- **Work required**
Give the number of lines that contain the string "AppComponent", and nothing else.

##### Supplied entries

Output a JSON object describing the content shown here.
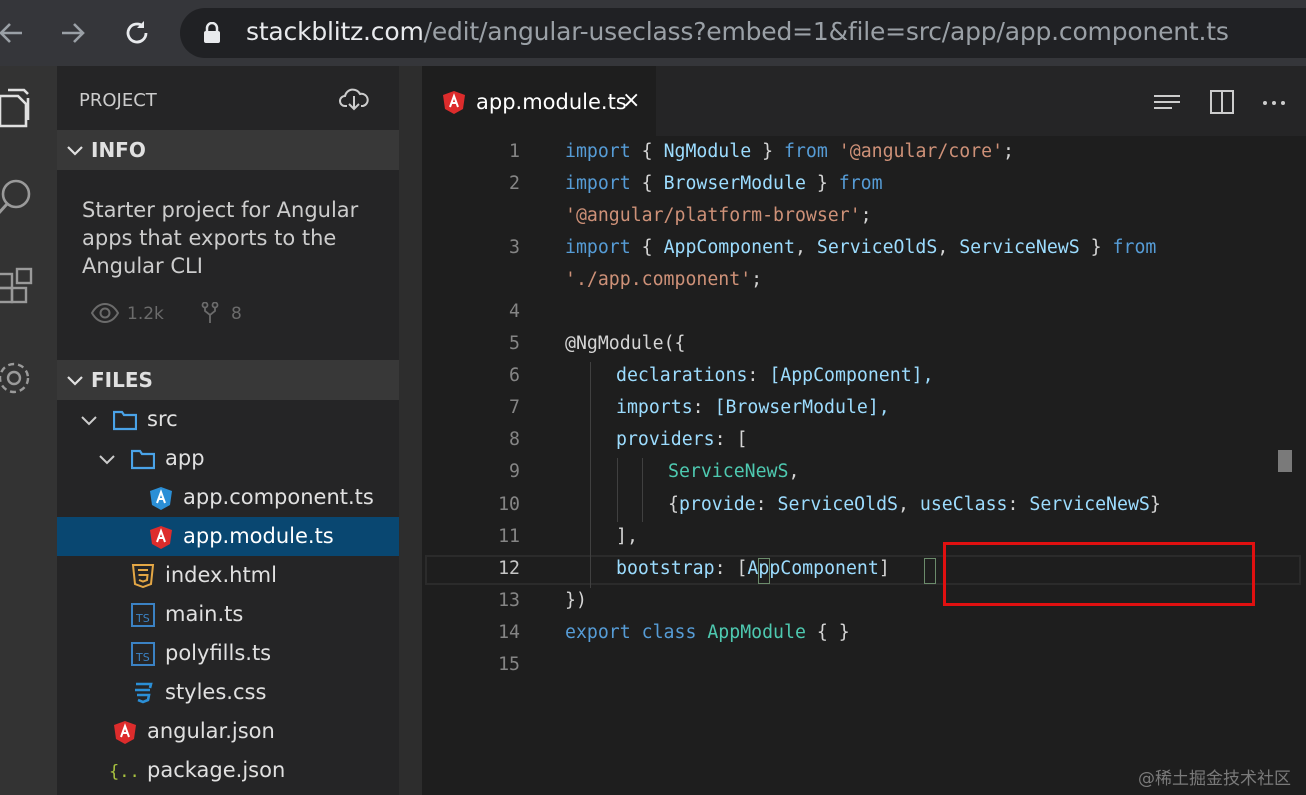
{
  "browser": {
    "url_host": "stackblitz.com",
    "url_path": "/edit/angular-useclass?embed=1&file=src/app/app.component.ts",
    "icons": [
      "back-arrow-icon",
      "forward-arrow-icon",
      "reload-icon",
      "lock-icon"
    ]
  },
  "activity_bar": {
    "icons": [
      "files-icon",
      "search-icon",
      "extensions-icon",
      "settings-gear-icon"
    ]
  },
  "sidebar": {
    "title": "PROJECT",
    "info_header": "INFO",
    "description": "Starter project for Angular apps that exports to the Angular CLI",
    "views": "1.2k",
    "forks": "8",
    "files_header": "FILES",
    "tree": [
      {
        "label": "src",
        "kind": "folder-open"
      },
      {
        "label": "app",
        "kind": "folder-open"
      },
      {
        "label": "app.component.ts",
        "kind": "angular-ts",
        "icon_color": "#2b8fd6"
      },
      {
        "label": "app.module.ts",
        "kind": "angular",
        "icon_color": "#dd2c2c",
        "selected": true
      },
      {
        "label": "index.html",
        "kind": "html5",
        "icon_color": "#e4a745"
      },
      {
        "label": "main.ts",
        "kind": "typescript",
        "icon_color": "#3b82c4"
      },
      {
        "label": "polyfills.ts",
        "kind": "typescript",
        "icon_color": "#3b82c4"
      },
      {
        "label": "styles.css",
        "kind": "css3",
        "icon_color": "#2b8fd6"
      },
      {
        "label": "angular.json",
        "kind": "angular",
        "icon_color": "#dd2c2c"
      },
      {
        "label": "package.json",
        "kind": "json",
        "icon_color": "#a8c23f"
      }
    ]
  },
  "editor": {
    "tab_label": "app.module.ts",
    "tab_close": "×",
    "toolbar_icons": [
      "split-view-list-icon",
      "split-editor-icon",
      "more-icon"
    ],
    "line_numbers": [
      "1",
      "2",
      "",
      "3",
      "",
      "4",
      "5",
      "6",
      "7",
      "8",
      "9",
      "10",
      "11",
      "12",
      "13",
      "14",
      "15"
    ],
    "current_line": "12",
    "code": {
      "l1_import": "import",
      "l1_open": " { ",
      "l1_name": "NgModule",
      "l1_close": " } ",
      "l1_from": "from",
      "l1_mod": " '@angular/core'",
      "l1_semi": ";",
      "l2_import": "import",
      "l2_open": " { ",
      "l2_name": "BrowserModule",
      "l2_close": " } ",
      "l2_from": "from",
      "l2b_mod": "'@angular/platform-browser'",
      "l2b_semi": ";",
      "l3_import": "import",
      "l3_open": " { ",
      "l3_a": "AppComponent",
      "l3_c1": ", ",
      "l3_b": "ServiceOldS",
      "l3_c2": ", ",
      "l3_c": "ServiceNewS",
      "l3_close": " } ",
      "l3_from": "from",
      "l3b_mod": "'./app.component'",
      "l3b_semi": ";",
      "l5_dec": "@NgModule",
      "l5_open": "({",
      "l6_key": "declarations",
      "l6_colon": ": ",
      "l6_val": "[AppComponent],",
      "l7_key": "imports",
      "l7_colon": ": ",
      "l7_val": "[BrowserModule],",
      "l8_key": "providers",
      "l8_colon": ": ",
      "l8_val": "[",
      "l9_val": "ServiceNewS",
      "l9_comma": ",",
      "l10_open": "{",
      "l10_k1": "provide",
      "l10_c1": ": ",
      "l10_v1": "ServiceOldS",
      "l10_comma": ", ",
      "l10_k2": "useClass",
      "l10_c2": ": ",
      "l10_v2": "ServiceNewS",
      "l10_close": "}",
      "l11_val": "],",
      "l12_key": "bootstrap",
      "l12_colon": ": ",
      "l12_ob": "[",
      "l12_val": "AppComponent",
      "l12_cb": "]",
      "l13_val": "})",
      "l14_export": "export",
      "l14_class": " class ",
      "l14_name": "AppModule",
      "l14_body": " { }"
    }
  },
  "watermark": "@稀土掘金技术社区",
  "colors": {
    "keyword": "#569cd6",
    "string": "#ce9178",
    "identifier": "#9cdcfe",
    "class": "#4ec9b0",
    "highlight_box": "#e01010",
    "selection": "#094771"
  }
}
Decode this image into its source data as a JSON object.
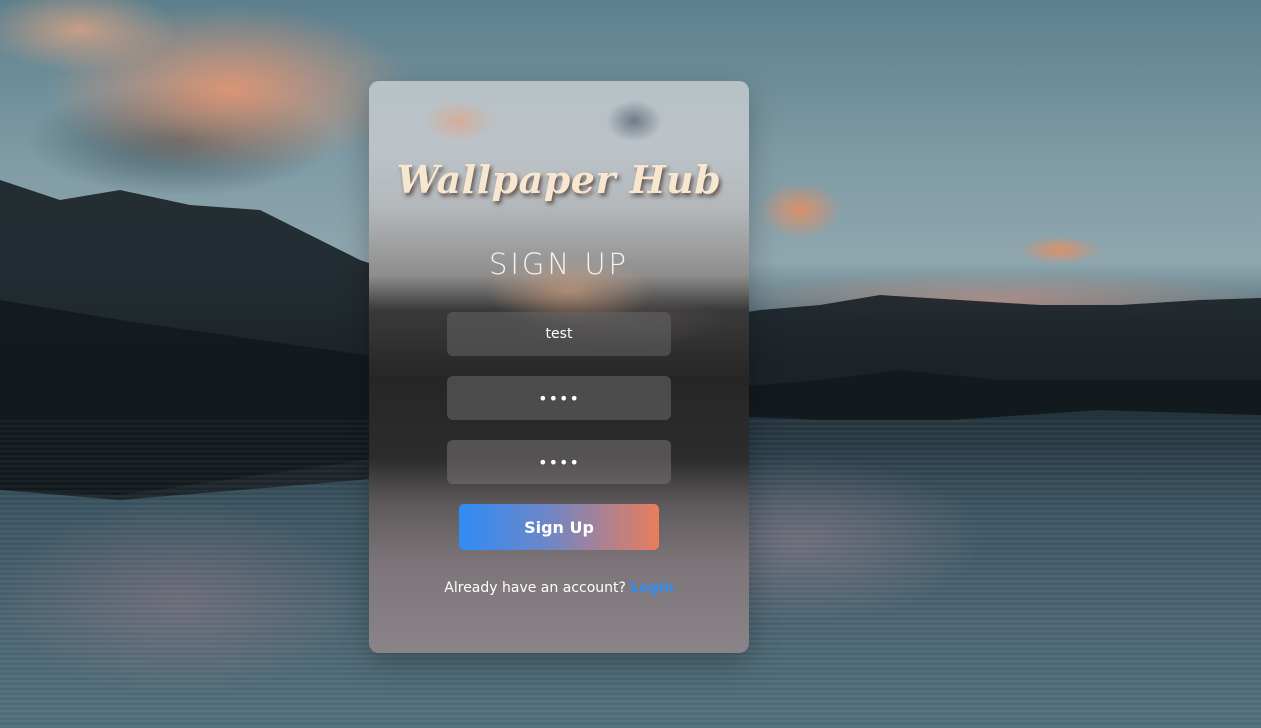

##########

- **Exercise result**
3